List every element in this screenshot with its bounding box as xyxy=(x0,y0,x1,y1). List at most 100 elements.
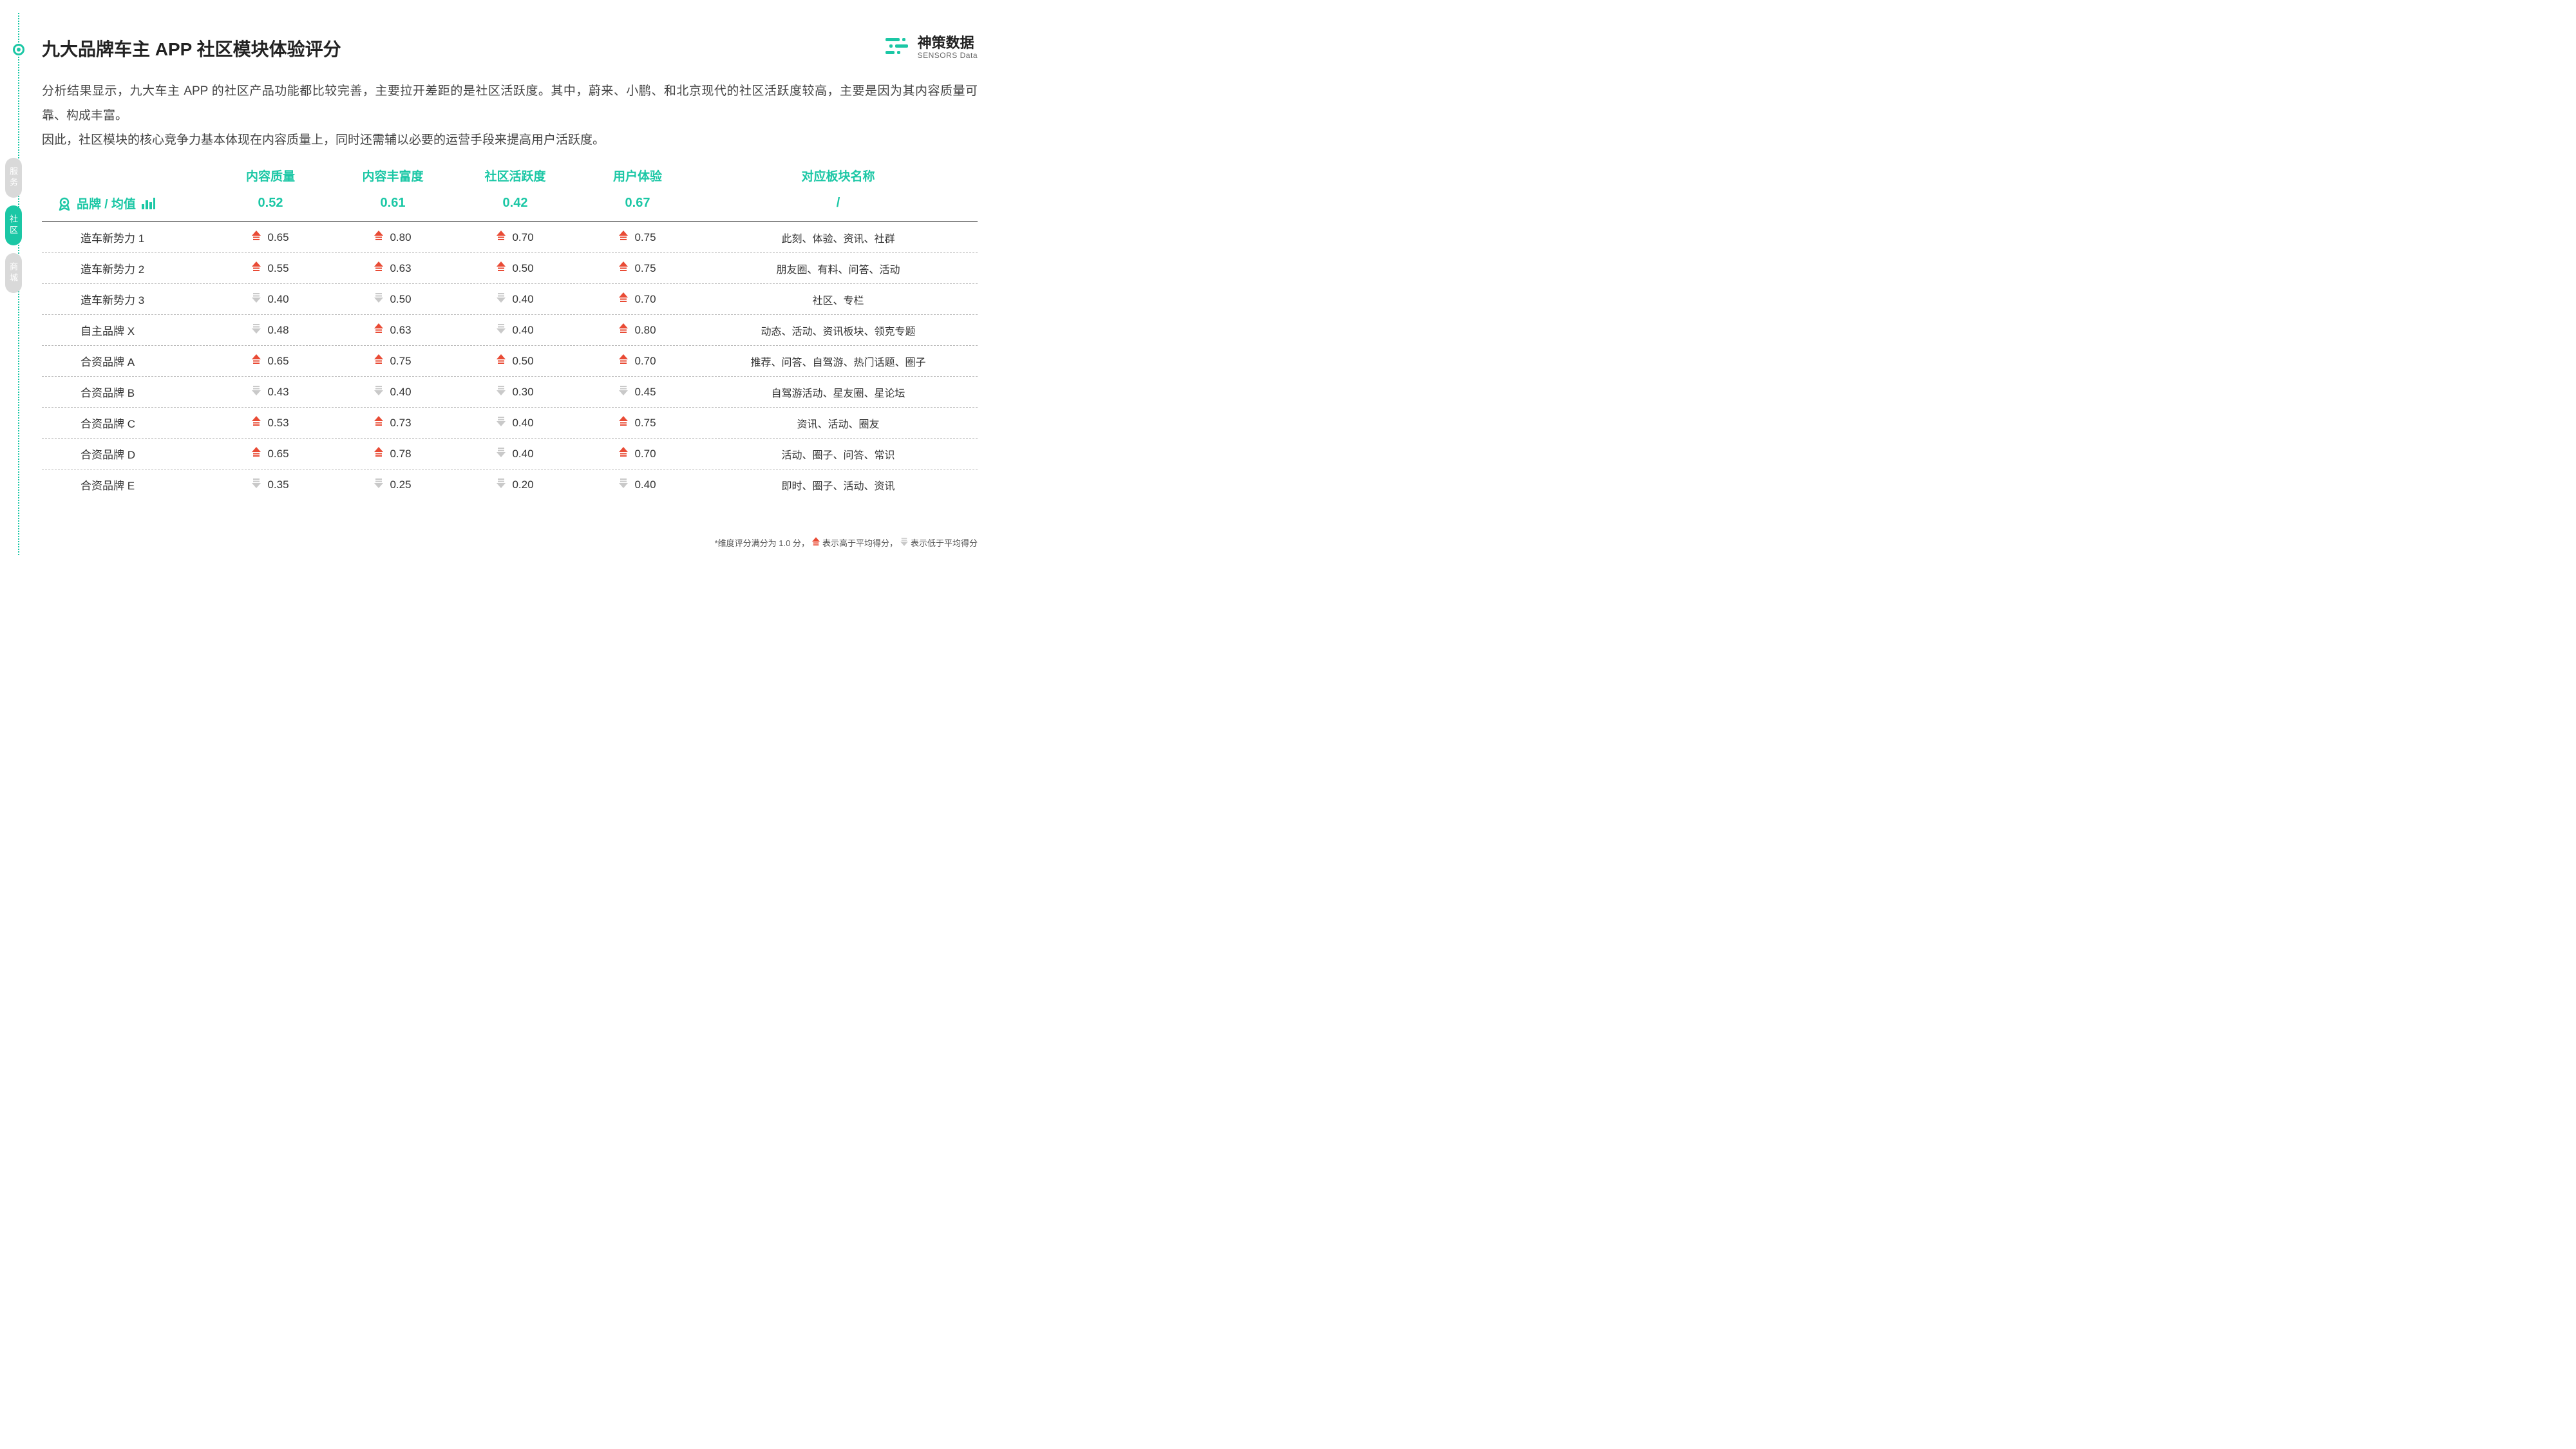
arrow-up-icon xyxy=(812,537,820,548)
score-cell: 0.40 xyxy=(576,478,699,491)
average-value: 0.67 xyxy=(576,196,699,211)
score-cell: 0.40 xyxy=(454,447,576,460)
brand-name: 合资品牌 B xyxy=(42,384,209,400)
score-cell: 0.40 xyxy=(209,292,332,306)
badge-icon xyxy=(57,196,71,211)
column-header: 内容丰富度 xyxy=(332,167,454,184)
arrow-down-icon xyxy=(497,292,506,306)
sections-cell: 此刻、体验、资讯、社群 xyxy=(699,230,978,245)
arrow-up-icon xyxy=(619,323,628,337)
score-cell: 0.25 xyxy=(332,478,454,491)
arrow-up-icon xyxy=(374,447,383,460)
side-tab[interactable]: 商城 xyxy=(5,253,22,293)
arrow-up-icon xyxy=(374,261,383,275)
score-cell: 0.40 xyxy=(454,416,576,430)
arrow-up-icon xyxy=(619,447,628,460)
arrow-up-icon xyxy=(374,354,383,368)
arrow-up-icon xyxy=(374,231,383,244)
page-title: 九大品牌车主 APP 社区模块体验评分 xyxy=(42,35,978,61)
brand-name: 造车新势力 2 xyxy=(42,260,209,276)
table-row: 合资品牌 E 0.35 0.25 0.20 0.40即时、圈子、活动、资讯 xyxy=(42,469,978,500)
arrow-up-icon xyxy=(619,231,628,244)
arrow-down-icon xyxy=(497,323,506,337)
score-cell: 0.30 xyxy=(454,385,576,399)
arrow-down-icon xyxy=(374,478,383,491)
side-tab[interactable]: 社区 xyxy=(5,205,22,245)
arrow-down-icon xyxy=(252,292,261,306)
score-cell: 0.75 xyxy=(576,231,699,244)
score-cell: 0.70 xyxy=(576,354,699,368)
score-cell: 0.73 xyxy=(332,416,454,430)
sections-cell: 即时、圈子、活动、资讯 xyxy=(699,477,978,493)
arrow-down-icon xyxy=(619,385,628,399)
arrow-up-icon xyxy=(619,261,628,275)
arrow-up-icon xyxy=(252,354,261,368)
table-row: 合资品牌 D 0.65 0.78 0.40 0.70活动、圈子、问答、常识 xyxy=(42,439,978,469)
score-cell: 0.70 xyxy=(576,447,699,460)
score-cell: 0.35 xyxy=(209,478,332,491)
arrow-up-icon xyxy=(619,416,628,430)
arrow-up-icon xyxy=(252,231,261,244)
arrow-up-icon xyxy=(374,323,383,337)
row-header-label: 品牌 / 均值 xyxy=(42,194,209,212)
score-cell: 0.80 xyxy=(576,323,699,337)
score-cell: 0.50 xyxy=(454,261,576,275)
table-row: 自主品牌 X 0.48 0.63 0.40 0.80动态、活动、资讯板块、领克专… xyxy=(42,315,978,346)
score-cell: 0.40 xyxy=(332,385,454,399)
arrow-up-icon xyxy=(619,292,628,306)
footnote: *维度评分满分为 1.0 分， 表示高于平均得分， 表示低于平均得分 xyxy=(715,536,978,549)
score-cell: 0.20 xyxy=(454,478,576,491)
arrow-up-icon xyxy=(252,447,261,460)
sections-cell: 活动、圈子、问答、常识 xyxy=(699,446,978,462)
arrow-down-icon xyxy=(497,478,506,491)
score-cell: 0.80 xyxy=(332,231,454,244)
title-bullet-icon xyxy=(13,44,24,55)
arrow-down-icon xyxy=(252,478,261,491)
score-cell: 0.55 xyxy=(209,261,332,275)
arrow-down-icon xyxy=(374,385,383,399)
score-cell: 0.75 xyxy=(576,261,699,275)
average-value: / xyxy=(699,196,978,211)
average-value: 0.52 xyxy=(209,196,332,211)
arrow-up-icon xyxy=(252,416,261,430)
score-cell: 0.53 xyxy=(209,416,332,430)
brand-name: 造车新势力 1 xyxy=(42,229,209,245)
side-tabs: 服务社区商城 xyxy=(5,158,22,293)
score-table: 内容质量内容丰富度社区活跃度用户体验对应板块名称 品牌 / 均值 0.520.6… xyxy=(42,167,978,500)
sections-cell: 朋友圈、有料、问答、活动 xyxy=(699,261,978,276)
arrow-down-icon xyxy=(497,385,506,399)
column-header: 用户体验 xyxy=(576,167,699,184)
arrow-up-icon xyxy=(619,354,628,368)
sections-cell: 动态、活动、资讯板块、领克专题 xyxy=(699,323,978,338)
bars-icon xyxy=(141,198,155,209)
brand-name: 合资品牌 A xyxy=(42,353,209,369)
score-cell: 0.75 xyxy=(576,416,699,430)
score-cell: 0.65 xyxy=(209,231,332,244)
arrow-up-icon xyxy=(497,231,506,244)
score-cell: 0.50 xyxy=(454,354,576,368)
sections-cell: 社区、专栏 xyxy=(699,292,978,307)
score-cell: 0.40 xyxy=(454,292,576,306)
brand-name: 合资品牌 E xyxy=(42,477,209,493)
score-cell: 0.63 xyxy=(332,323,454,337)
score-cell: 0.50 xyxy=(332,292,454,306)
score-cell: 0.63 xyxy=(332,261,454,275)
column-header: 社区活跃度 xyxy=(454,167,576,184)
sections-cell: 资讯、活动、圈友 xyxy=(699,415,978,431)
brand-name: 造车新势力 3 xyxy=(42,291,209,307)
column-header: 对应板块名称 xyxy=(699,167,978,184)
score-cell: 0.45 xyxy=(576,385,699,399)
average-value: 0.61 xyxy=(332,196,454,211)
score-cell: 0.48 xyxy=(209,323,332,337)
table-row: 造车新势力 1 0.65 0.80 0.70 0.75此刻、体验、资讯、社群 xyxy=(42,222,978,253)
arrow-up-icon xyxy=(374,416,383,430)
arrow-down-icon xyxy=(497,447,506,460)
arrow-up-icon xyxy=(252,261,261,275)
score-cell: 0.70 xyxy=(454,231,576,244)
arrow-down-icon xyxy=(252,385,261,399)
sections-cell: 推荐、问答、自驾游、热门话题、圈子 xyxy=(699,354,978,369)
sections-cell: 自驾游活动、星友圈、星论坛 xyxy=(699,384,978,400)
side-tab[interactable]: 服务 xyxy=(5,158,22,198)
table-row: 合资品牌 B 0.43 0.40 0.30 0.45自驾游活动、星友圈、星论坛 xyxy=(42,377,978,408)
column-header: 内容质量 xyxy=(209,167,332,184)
--
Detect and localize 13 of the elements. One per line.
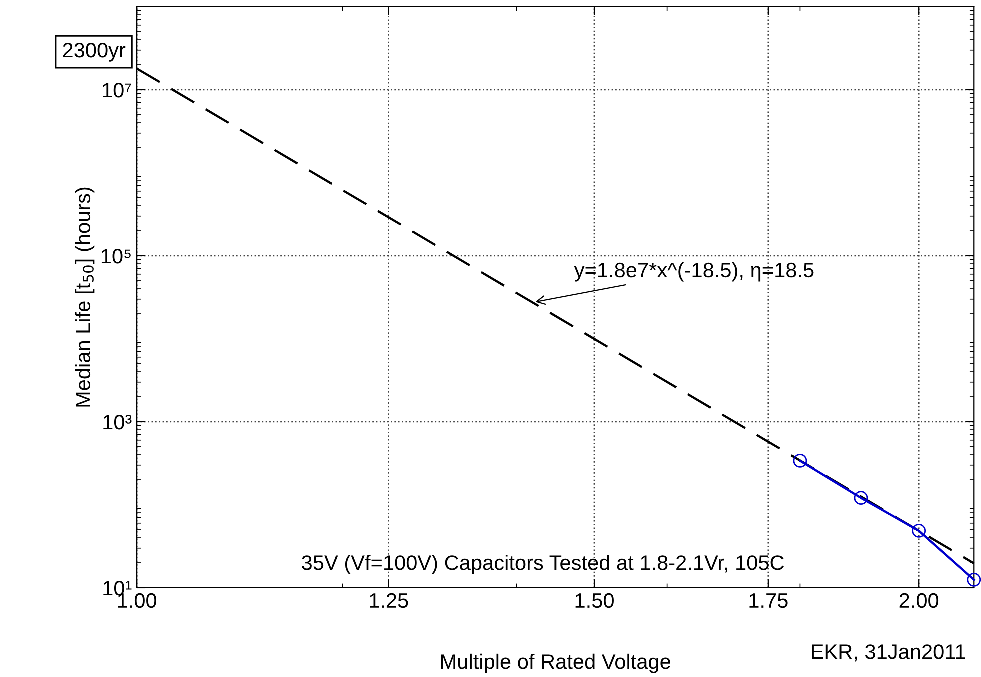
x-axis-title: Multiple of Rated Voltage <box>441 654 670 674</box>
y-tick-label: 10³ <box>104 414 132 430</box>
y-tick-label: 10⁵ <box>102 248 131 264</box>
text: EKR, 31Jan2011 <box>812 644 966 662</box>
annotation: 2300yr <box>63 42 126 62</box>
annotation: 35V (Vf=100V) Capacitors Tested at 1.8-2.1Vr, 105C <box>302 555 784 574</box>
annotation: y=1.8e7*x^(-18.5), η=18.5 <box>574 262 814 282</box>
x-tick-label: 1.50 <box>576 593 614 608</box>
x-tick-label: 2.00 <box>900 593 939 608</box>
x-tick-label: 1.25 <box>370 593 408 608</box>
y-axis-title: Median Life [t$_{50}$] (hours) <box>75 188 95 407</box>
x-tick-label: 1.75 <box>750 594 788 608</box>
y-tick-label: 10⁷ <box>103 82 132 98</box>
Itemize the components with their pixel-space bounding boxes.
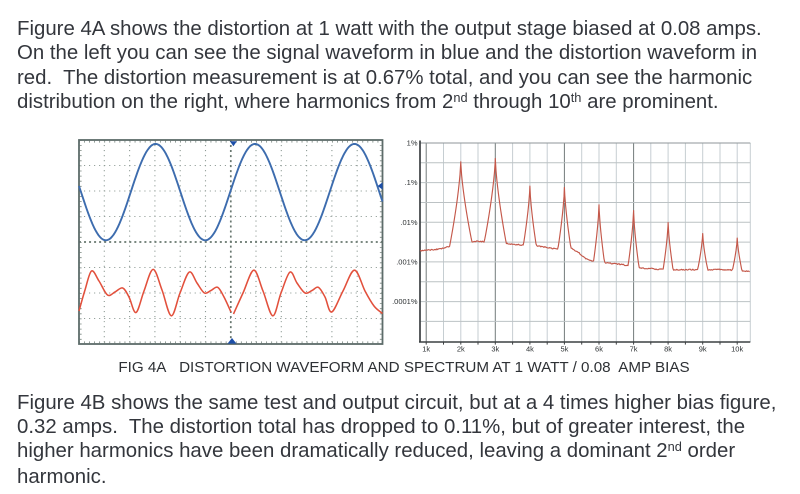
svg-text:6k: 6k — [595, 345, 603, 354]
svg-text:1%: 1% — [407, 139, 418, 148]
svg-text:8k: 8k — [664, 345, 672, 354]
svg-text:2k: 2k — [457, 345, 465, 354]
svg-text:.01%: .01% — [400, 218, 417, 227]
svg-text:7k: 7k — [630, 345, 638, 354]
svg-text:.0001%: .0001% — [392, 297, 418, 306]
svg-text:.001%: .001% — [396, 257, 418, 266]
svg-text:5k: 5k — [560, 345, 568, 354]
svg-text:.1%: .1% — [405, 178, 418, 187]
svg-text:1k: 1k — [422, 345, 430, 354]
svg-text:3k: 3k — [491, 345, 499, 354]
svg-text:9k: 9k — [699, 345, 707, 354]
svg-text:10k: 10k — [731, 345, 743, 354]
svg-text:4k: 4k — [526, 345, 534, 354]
==
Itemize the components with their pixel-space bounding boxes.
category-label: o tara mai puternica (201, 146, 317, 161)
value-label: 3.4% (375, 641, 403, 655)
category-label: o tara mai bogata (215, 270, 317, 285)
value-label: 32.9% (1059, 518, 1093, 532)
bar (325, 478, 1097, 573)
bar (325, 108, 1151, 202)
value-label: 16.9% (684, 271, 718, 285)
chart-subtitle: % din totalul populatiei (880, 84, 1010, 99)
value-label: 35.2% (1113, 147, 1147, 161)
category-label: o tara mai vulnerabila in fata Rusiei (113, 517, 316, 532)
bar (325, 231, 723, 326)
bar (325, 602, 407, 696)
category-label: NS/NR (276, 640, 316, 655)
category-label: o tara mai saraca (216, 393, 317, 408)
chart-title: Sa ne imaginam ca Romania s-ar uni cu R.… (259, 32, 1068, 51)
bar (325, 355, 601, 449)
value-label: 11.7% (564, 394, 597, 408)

> **What is expected**
Can you reproduce, word for word, the rows beginning with the one that contains "x-axis-title: Multiple of" and continuing through the one that contains "x-tick-label: 1.75 <box>750 594 788 608</box>", both of those included?

> **The reply**
x-axis-title: Multiple of Rated Voltage <box>441 654 670 674</box>
y-tick-label: 10³ <box>104 414 132 430</box>
y-tick-label: 10⁵ <box>102 248 131 264</box>
text: EKR, 31Jan2011 <box>812 644 966 662</box>
annotation: 2300yr <box>63 42 126 62</box>
annotation: 35V (Vf=100V) Capacitors Tested at 1.8-2.1Vr, 105C <box>302 555 784 574</box>
annotation: y=1.8e7*x^(-18.5), η=18.5 <box>574 262 814 282</box>
x-tick-label: 1.50 <box>576 593 614 608</box>
x-tick-label: 2.00 <box>900 593 939 608</box>
x-tick-label: 1.25 <box>370 593 408 608</box>
y-axis-title: Median Life [t$_{50}$] (hours) <box>75 188 95 407</box>
x-tick-label: 1.75 <box>750 594 788 608</box>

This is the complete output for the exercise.